▶ _PROBLEM STATEMENT_
Go through the records below line by line, counting those that contain the word "angaar"; answer with the count only.

▶ _RECORDS PROVIDED_
## Begin

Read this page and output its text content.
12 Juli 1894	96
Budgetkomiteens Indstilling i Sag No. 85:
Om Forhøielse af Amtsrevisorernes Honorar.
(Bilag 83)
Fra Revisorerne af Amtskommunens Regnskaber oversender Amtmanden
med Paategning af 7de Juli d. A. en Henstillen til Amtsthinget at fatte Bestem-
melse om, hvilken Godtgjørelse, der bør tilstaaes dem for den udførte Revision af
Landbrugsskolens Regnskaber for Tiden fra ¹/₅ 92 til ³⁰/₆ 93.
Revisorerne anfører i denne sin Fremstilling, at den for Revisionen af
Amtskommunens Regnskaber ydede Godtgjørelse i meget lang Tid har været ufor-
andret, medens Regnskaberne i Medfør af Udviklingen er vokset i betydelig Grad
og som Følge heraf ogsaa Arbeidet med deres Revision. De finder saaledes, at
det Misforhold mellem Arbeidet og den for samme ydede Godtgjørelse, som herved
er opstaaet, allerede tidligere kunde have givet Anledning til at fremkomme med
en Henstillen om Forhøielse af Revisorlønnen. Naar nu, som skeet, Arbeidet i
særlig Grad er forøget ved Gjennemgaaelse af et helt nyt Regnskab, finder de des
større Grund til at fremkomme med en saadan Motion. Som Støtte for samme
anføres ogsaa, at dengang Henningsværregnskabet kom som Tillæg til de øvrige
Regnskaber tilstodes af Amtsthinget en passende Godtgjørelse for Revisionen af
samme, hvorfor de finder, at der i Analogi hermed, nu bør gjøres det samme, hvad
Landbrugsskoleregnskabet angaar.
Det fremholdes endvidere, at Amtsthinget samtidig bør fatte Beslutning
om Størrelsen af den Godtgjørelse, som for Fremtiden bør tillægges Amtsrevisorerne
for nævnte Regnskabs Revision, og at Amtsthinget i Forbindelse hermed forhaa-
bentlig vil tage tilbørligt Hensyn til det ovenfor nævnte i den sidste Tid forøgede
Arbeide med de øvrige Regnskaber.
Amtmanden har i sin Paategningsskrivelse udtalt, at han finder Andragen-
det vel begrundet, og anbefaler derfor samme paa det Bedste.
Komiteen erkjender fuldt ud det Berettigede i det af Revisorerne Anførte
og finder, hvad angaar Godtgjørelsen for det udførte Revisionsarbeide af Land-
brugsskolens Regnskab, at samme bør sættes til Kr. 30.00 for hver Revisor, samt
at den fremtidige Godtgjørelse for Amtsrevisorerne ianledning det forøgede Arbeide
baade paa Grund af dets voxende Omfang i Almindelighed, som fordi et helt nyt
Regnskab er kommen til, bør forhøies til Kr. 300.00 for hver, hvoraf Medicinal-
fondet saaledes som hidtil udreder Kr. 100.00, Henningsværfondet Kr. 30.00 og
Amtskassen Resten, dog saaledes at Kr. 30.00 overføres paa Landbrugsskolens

## End

▶ _FINAL RESULT_
2